## start Record excerpts
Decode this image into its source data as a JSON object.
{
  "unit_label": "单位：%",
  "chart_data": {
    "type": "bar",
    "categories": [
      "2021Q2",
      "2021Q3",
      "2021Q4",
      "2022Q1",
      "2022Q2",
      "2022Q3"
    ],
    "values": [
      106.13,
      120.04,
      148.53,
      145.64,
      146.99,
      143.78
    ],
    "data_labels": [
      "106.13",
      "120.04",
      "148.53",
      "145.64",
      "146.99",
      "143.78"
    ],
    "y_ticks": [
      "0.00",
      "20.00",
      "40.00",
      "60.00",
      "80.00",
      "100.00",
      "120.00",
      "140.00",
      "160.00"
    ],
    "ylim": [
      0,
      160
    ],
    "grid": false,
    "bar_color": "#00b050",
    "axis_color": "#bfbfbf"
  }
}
## end Record excerpts
## start Record excerpts
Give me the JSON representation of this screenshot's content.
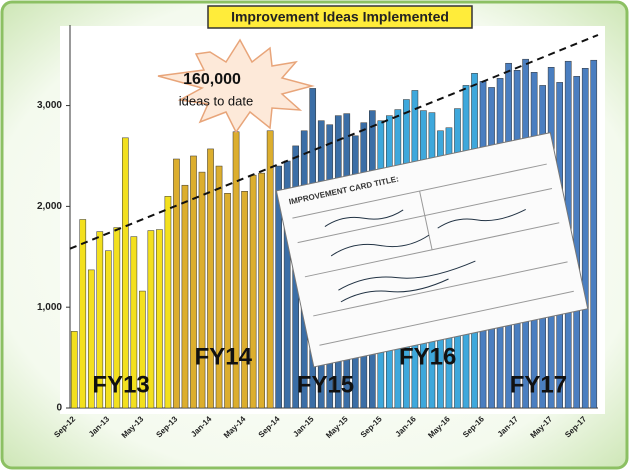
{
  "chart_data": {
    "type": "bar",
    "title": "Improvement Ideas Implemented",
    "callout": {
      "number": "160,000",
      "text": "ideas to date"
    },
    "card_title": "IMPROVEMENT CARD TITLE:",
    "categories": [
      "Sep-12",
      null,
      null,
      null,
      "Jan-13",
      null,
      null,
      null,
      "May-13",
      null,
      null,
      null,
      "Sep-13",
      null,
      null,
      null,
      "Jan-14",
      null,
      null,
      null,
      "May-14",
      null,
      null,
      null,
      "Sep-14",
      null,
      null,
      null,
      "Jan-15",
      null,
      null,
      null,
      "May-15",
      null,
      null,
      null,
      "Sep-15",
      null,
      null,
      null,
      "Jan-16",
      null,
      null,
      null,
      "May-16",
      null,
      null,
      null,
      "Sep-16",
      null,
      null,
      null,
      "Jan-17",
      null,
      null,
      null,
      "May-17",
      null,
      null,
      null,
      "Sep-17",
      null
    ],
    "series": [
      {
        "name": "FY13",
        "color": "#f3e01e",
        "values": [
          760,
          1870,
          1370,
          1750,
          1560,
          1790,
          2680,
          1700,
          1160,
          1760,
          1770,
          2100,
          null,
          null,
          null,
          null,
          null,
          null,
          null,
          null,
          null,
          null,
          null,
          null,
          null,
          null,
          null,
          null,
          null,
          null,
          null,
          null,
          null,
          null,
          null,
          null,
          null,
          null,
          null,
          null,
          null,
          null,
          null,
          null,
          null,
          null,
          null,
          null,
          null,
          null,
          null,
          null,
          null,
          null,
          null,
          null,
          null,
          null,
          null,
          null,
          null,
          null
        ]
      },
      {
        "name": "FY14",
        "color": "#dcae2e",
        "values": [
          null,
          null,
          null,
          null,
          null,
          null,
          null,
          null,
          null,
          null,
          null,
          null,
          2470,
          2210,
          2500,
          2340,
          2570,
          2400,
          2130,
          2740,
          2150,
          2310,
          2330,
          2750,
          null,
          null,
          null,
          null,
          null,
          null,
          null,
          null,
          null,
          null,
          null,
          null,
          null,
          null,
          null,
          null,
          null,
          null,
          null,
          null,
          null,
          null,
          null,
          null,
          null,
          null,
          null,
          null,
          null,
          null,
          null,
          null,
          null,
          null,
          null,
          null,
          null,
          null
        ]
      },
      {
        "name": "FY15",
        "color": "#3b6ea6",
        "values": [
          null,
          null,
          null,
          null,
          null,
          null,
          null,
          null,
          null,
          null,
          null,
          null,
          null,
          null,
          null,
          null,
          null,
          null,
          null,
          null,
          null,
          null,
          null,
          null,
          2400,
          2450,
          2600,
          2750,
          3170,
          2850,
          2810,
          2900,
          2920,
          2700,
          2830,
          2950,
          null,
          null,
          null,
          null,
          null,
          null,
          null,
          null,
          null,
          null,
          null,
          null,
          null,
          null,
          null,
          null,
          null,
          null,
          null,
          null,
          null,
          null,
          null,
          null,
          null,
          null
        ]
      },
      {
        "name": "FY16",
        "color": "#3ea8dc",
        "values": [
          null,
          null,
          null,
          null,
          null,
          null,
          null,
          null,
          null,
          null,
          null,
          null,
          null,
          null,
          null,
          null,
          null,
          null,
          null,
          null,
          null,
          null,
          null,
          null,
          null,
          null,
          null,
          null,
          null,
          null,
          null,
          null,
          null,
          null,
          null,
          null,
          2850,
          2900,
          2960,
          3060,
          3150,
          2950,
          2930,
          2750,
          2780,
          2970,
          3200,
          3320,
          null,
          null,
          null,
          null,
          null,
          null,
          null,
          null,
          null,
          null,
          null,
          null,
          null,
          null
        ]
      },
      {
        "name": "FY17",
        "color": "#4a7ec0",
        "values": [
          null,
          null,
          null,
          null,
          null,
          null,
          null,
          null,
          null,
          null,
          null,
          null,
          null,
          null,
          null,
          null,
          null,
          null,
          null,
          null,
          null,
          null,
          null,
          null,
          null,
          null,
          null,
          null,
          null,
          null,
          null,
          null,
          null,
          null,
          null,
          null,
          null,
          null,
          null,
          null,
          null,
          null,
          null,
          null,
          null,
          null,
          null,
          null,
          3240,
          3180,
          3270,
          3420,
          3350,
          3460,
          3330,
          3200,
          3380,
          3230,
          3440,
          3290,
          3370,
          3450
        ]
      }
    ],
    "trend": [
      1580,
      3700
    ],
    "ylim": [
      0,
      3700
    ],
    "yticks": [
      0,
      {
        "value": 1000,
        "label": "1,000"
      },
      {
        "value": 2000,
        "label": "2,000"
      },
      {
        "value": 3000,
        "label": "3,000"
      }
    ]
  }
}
## end Record excerpts
To do:
Above are the records. Copy every line in them holding "name".

Correct answer:
        "name": "FY13",
        "name": "FY14",
        "name": "FY15",
        "name": "FY16",
        "name": "FY17",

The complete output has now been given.